▸ **DIRECTIONS**: Copy all of the material word for word, except for the pictures.

━━━━━━━━━━━━━━━━━━━━

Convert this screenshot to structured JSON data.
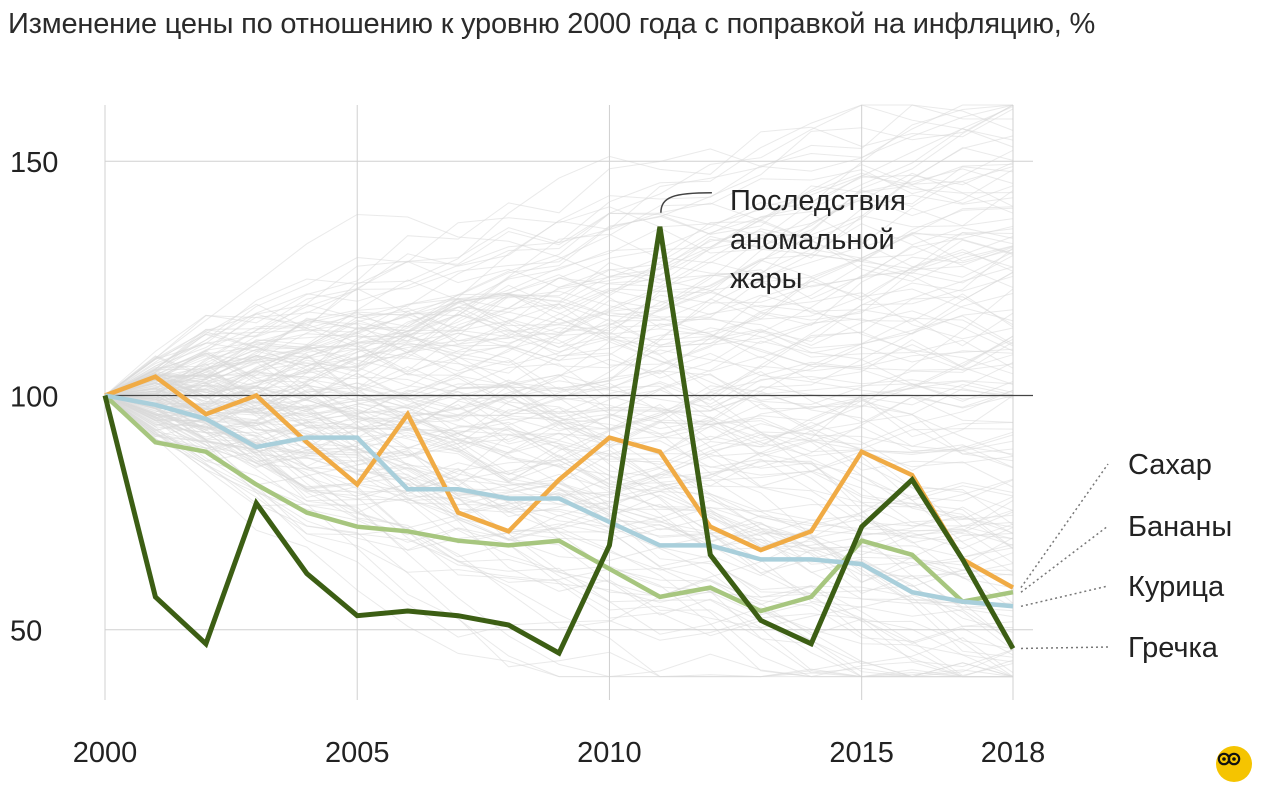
{
  "title": "Изменение цены по отношению к уровню 2000 года с поправкой на инфляцию, %",
  "chart_data": {
    "type": "line",
    "title": "Изменение цены по отношению к уровню 2000 года с поправкой на инфляцию, %",
    "xlabel": "",
    "ylabel": "",
    "xlim": [
      2000,
      2018
    ],
    "ylim": [
      35,
      162
    ],
    "x_ticks": [
      2000,
      2005,
      2010,
      2015,
      2018
    ],
    "y_ticks": [
      50,
      100,
      150
    ],
    "reference_line": 100,
    "grid": true,
    "background_lines": "many thin light-grey lines for other products",
    "x": [
      2000,
      2001,
      2002,
      2003,
      2004,
      2005,
      2006,
      2007,
      2008,
      2009,
      2010,
      2011,
      2012,
      2013,
      2014,
      2015,
      2016,
      2017,
      2018
    ],
    "series": [
      {
        "name": "Сахар",
        "color": "#f0ab45",
        "values": [
          100,
          104,
          96,
          100,
          90,
          81,
          96,
          75,
          71,
          82,
          91,
          88,
          72,
          67,
          71,
          88,
          83,
          65,
          59
        ]
      },
      {
        "name": "Бананы",
        "color": "#a7c67f",
        "values": [
          100,
          90,
          88,
          81,
          75,
          72,
          71,
          69,
          68,
          69,
          63,
          57,
          59,
          54,
          57,
          69,
          66,
          56,
          58
        ]
      },
      {
        "name": "Курица",
        "color": "#a9cfdb",
        "values": [
          100,
          98,
          95,
          89,
          91,
          91,
          80,
          80,
          78,
          78,
          73,
          68,
          68,
          65,
          65,
          64,
          58,
          56,
          55
        ]
      },
      {
        "name": "Гречка",
        "color": "#3c5e14",
        "values": [
          100,
          57,
          47,
          77,
          62,
          53,
          54,
          53,
          51,
          45,
          68,
          136,
          66,
          52,
          47,
          72,
          82,
          65,
          46
        ]
      }
    ],
    "annotation": {
      "text_lines": [
        "Последствия",
        "аномальной",
        "жары"
      ],
      "x": 2011,
      "y": 136
    }
  }
}
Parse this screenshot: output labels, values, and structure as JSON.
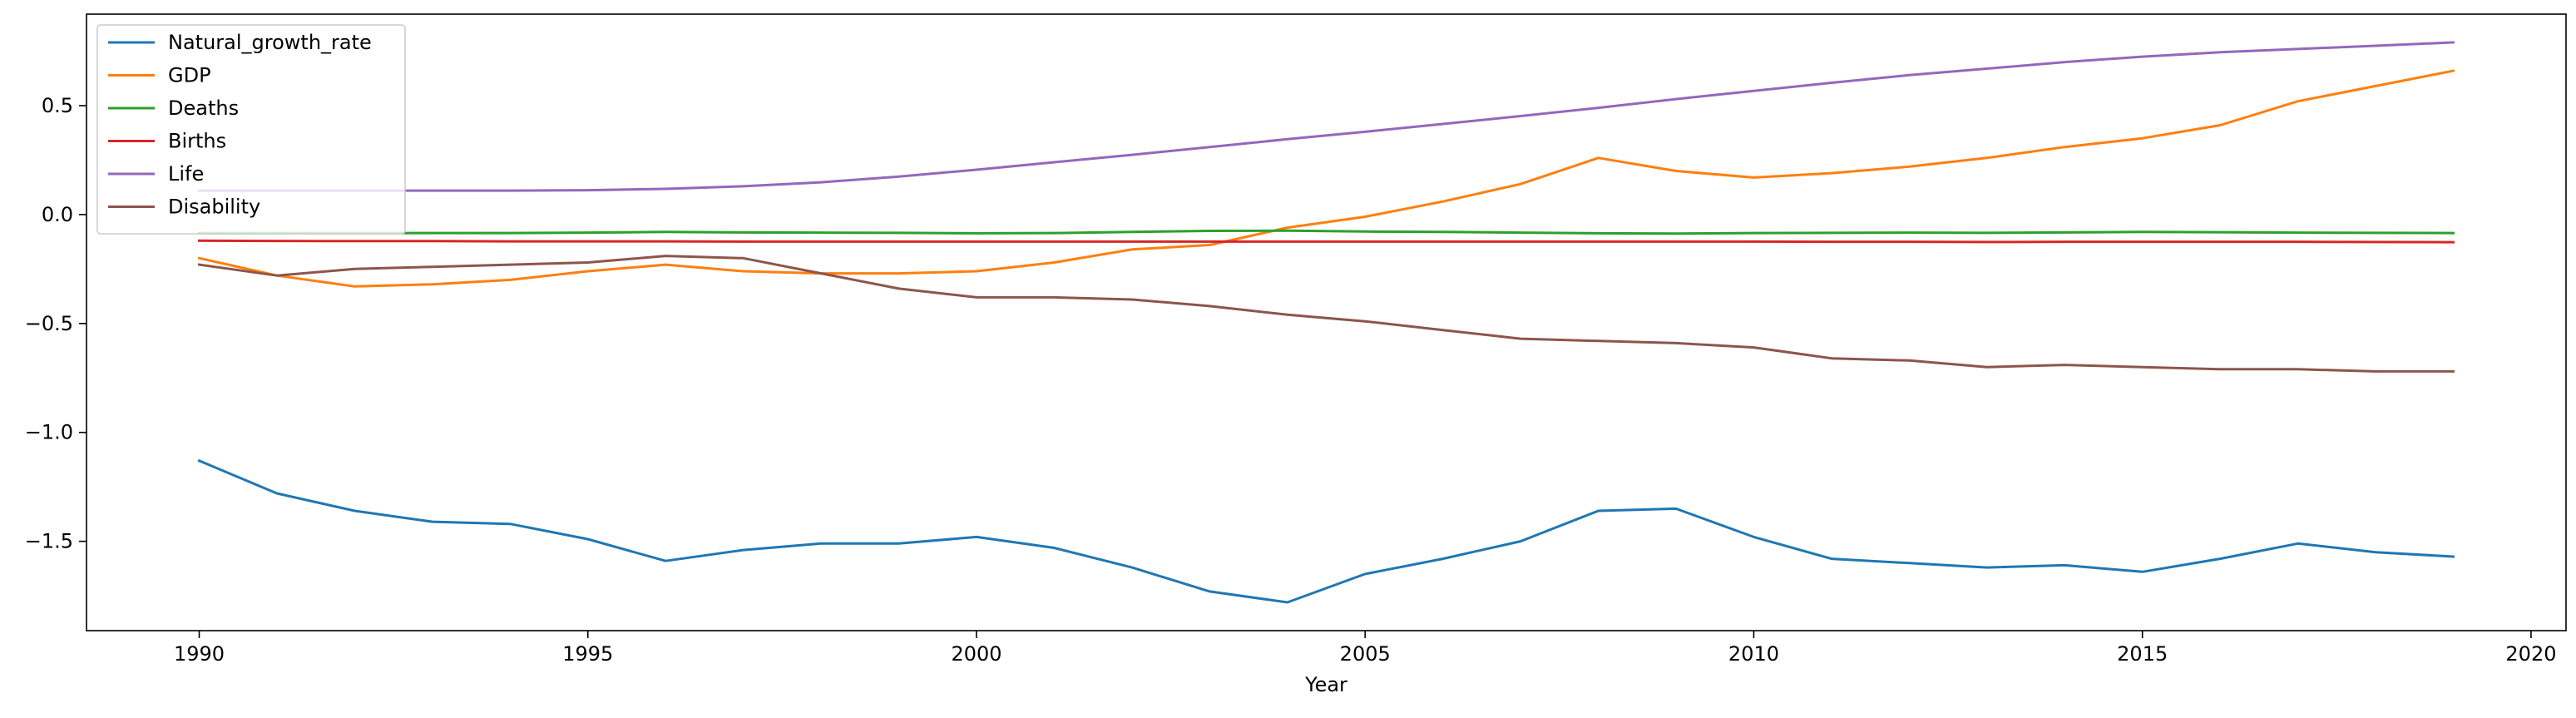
{
  "chart_data": {
    "type": "line",
    "title": "",
    "xlabel": "Year",
    "ylabel": "",
    "xlim": [
      1988.55,
      2020.45
    ],
    "ylim": [
      -1.91,
      0.92
    ],
    "xticks": [
      1990,
      1995,
      2000,
      2005,
      2010,
      2015,
      2020
    ],
    "yticks": [
      -1.5,
      -1.0,
      -0.5,
      0.0,
      0.5
    ],
    "ytick_labels": [
      "−1.5",
      "−1.0",
      "−0.5",
      "0.0",
      "0.5"
    ],
    "grid": false,
    "legend_position": "upper-left",
    "x": [
      1990,
      1991,
      1992,
      1993,
      1994,
      1995,
      1996,
      1997,
      1998,
      1999,
      2000,
      2001,
      2002,
      2003,
      2004,
      2005,
      2006,
      2007,
      2008,
      2009,
      2010,
      2011,
      2012,
      2013,
      2014,
      2015,
      2016,
      2017,
      2018,
      2019
    ],
    "series": [
      {
        "name": "Natural_growth_rate",
        "color": "#1f77b4",
        "values": [
          -1.13,
          -1.28,
          -1.36,
          -1.41,
          -1.42,
          -1.49,
          -1.59,
          -1.54,
          -1.51,
          -1.51,
          -1.48,
          -1.53,
          -1.62,
          -1.73,
          -1.78,
          -1.65,
          -1.58,
          -1.5,
          -1.36,
          -1.35,
          -1.48,
          -1.58,
          -1.6,
          -1.62,
          -1.61,
          -1.64,
          -1.58,
          -1.51,
          -1.55,
          -1.57
        ]
      },
      {
        "name": "GDP",
        "color": "#ff7f0e",
        "values": [
          -0.2,
          -0.28,
          -0.33,
          -0.32,
          -0.3,
          -0.26,
          -0.23,
          -0.26,
          -0.27,
          -0.27,
          -0.26,
          -0.22,
          -0.16,
          -0.14,
          -0.06,
          -0.01,
          0.06,
          0.14,
          0.26,
          0.2,
          0.17,
          0.19,
          0.22,
          0.26,
          0.31,
          0.35,
          0.41,
          0.52,
          0.59,
          0.66
        ]
      },
      {
        "name": "Deaths",
        "color": "#2ca02c",
        "values": [
          -0.085,
          -0.085,
          -0.085,
          -0.085,
          -0.085,
          -0.083,
          -0.08,
          -0.082,
          -0.083,
          -0.084,
          -0.086,
          -0.085,
          -0.08,
          -0.075,
          -0.074,
          -0.078,
          -0.08,
          -0.083,
          -0.086,
          -0.087,
          -0.085,
          -0.084,
          -0.083,
          -0.084,
          -0.082,
          -0.08,
          -0.081,
          -0.083,
          -0.084,
          -0.085
        ]
      },
      {
        "name": "Births",
        "color": "#d62728",
        "values": [
          -0.12,
          -0.121,
          -0.122,
          -0.122,
          -0.123,
          -0.123,
          -0.123,
          -0.124,
          -0.124,
          -0.124,
          -0.124,
          -0.124,
          -0.124,
          -0.124,
          -0.124,
          -0.124,
          -0.124,
          -0.124,
          -0.124,
          -0.124,
          -0.124,
          -0.125,
          -0.125,
          -0.126,
          -0.125,
          -0.125,
          -0.125,
          -0.125,
          -0.126,
          -0.127
        ]
      },
      {
        "name": "Life",
        "color": "#9467bd",
        "values": [
          0.11,
          0.11,
          0.11,
          0.11,
          0.11,
          0.112,
          0.118,
          0.13,
          0.148,
          0.174,
          0.206,
          0.24,
          0.274,
          0.31,
          0.346,
          0.38,
          0.416,
          0.452,
          0.49,
          0.53,
          0.568,
          0.605,
          0.64,
          0.67,
          0.7,
          0.725,
          0.745,
          0.76,
          0.775,
          0.79
        ]
      },
      {
        "name": "Disability",
        "color": "#8c564b",
        "values": [
          -0.23,
          -0.28,
          -0.25,
          -0.24,
          -0.23,
          -0.22,
          -0.19,
          -0.2,
          -0.27,
          -0.34,
          -0.38,
          -0.38,
          -0.39,
          -0.42,
          -0.46,
          -0.49,
          -0.53,
          -0.57,
          -0.58,
          -0.59,
          -0.61,
          -0.66,
          -0.67,
          -0.7,
          -0.69,
          -0.7,
          -0.71,
          -0.71,
          -0.72,
          -0.72
        ]
      }
    ]
  }
}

━━━━━━━━━━━━━━━━━━━━

▸ **THE OUTPUT**:
Convert this screenshot to structured JSON data.
{
  "title": "Изменение цены по отношению к уровню 2000 года с поправкой на инфляцию, %",
  "chart_data": {
    "type": "line",
    "title": "Изменение цены по отношению к уровню 2000 года с поправкой на инфляцию, %",
    "xlabel": "",
    "ylabel": "",
    "xlim": [
      2000,
      2018
    ],
    "ylim": [
      35,
      162
    ],
    "x_ticks": [
      2000,
      2005,
      2010,
      2015,
      2018
    ],
    "y_ticks": [
      50,
      100,
      150
    ],
    "reference_line": 100,
    "grid": true,
    "background_lines": "many thin light-grey lines for other products",
    "x": [
      2000,
      2001,
      2002,
      2003,
      2004,
      2005,
      2006,
      2007,
      2008,
      2009,
      2010,
      2011,
      2012,
      2013,
      2014,
      2015,
      2016,
      2017,
      2018
    ],
    "series": [
      {
        "name": "Сахар",
        "color": "#f0ab45",
        "values": [
          100,
          104,
          96,
          100,
          90,
          81,
          96,
          75,
          71,
          82,
          91,
          88,
          72,
          67,
          71,
          88,
          83,
          65,
          59
        ]
      },
      {
        "name": "Бананы",
        "color": "#a7c67f",
        "values": [
          100,
          90,
          88,
          81,
          75,
          72,
          71,
          69,
          68,
          69,
          63,
          57,
          59,
          54,
          57,
          69,
          66,
          56,
          58
        ]
      },
      {
        "name": "Курица",
        "color": "#a9cfdb",
        "values": [
          100,
          98,
          95,
          89,
          91,
          91,
          80,
          80,
          78,
          78,
          73,
          68,
          68,
          65,
          65,
          64,
          58,
          56,
          55
        ]
      },
      {
        "name": "Гречка",
        "color": "#3c5e14",
        "values": [
          100,
          57,
          47,
          77,
          62,
          53,
          54,
          53,
          51,
          45,
          68,
          136,
          66,
          52,
          47,
          72,
          82,
          65,
          46
        ]
      }
    ],
    "annotation": {
      "text_lines": [
        "Последствия",
        "аномальной",
        "жары"
      ],
      "x": 2011,
      "y": 136
    }
  }
}
Parse this screenshot: output labels, values, and structure as JSON.
{
  "chart_data": {
    "type": "line",
    "title": "",
    "xlabel": "Year",
    "ylabel": "",
    "xlim": [
      1988.55,
      2020.45
    ],
    "ylim": [
      -1.91,
      0.92
    ],
    "xticks": [
      1990,
      1995,
      2000,
      2005,
      2010,
      2015,
      2020
    ],
    "yticks": [
      -1.5,
      -1.0,
      -0.5,
      0.0,
      0.5
    ],
    "ytick_labels": [
      "−1.5",
      "−1.0",
      "−0.5",
      "0.0",
      "0.5"
    ],
    "grid": false,
    "legend_position": "upper-left",
    "x": [
      1990,
      1991,
      1992,
      1993,
      1994,
      1995,
      1996,
      1997,
      1998,
      1999,
      2000,
      2001,
      2002,
      2003,
      2004,
      2005,
      2006,
      2007,
      2008,
      2009,
      2010,
      2011,
      2012,
      2013,
      2014,
      2015,
      2016,
      2017,
      2018,
      2019
    ],
    "series": [
      {
        "name": "Natural_growth_rate",
        "color": "#1f77b4",
        "values": [
          -1.13,
          -1.28,
          -1.36,
          -1.41,
          -1.42,
          -1.49,
          -1.59,
          -1.54,
          -1.51,
          -1.51,
          -1.48,
          -1.53,
          -1.62,
          -1.73,
          -1.78,
          -1.65,
          -1.58,
          -1.5,
          -1.36,
          -1.35,
          -1.48,
          -1.58,
          -1.6,
          -1.62,
          -1.61,
          -1.64,
          -1.58,
          -1.51,
          -1.55,
          -1.57
        ]
      },
      {
        "name": "GDP",
        "color": "#ff7f0e",
        "values": [
          -0.2,
          -0.28,
          -0.33,
          -0.32,
          -0.3,
          -0.26,
          -0.23,
          -0.26,
          -0.27,
          -0.27,
          -0.26,
          -0.22,
          -0.16,
          -0.14,
          -0.06,
          -0.01,
          0.06,
          0.14,
          0.26,
          0.2,
          0.17,
          0.19,
          0.22,
          0.26,
          0.31,
          0.35,
          0.41,
          0.52,
          0.59,
          0.66
        ]
      },
      {
        "name": "Deaths",
        "color": "#2ca02c",
        "values": [
          -0.085,
          -0.085,
          -0.085,
          -0.085,
          -0.085,
          -0.083,
          -0.08,
          -0.082,
          -0.083,
          -0.084,
          -0.086,
          -0.085,
          -0.08,
          -0.075,
          -0.074,
          -0.078,
          -0.08,
          -0.083,
          -0.086,
          -0.087,
          -0.085,
          -0.084,
          -0.083,
          -0.084,
          -0.082,
          -0.08,
          -0.081,
          -0.083,
          -0.084,
          -0.085
        ]
      },
      {
        "name": "Births",
        "color": "#d62728",
        "values": [
          -0.12,
          -0.121,
          -0.122,
          -0.122,
          -0.123,
          -0.123,
          -0.123,
          -0.124,
          -0.124,
          -0.124,
          -0.124,
          -0.124,
          -0.124,
          -0.124,
          -0.124,
          -0.124,
          -0.124,
          -0.124,
          -0.124,
          -0.124,
          -0.124,
          -0.125,
          -0.125,
          -0.126,
          -0.125,
          -0.125,
          -0.125,
          -0.125,
          -0.126,
          -0.127
        ]
      },
      {
        "name": "Life",
        "color": "#9467bd",
        "values": [
          0.11,
          0.11,
          0.11,
          0.11,
          0.11,
          0.112,
          0.118,
          0.13,
          0.148,
          0.174,
          0.206,
          0.24,
          0.274,
          0.31,
          0.346,
          0.38,
          0.416,
          0.452,
          0.49,
          0.53,
          0.568,
          0.605,
          0.64,
          0.67,
          0.7,
          0.725,
          0.745,
          0.76,
          0.775,
          0.79
        ]
      },
      {
        "name": "Disability",
        "color": "#8c564b",
        "values": [
          -0.23,
          -0.28,
          -0.25,
          -0.24,
          -0.23,
          -0.22,
          -0.19,
          -0.2,
          -0.27,
          -0.34,
          -0.38,
          -0.38,
          -0.39,
          -0.42,
          -0.46,
          -0.49,
          -0.53,
          -0.57,
          -0.58,
          -0.59,
          -0.61,
          -0.66,
          -0.67,
          -0.7,
          -0.69,
          -0.7,
          -0.71,
          -0.71,
          -0.72,
          -0.72
        ]
      }
    ]
  }
}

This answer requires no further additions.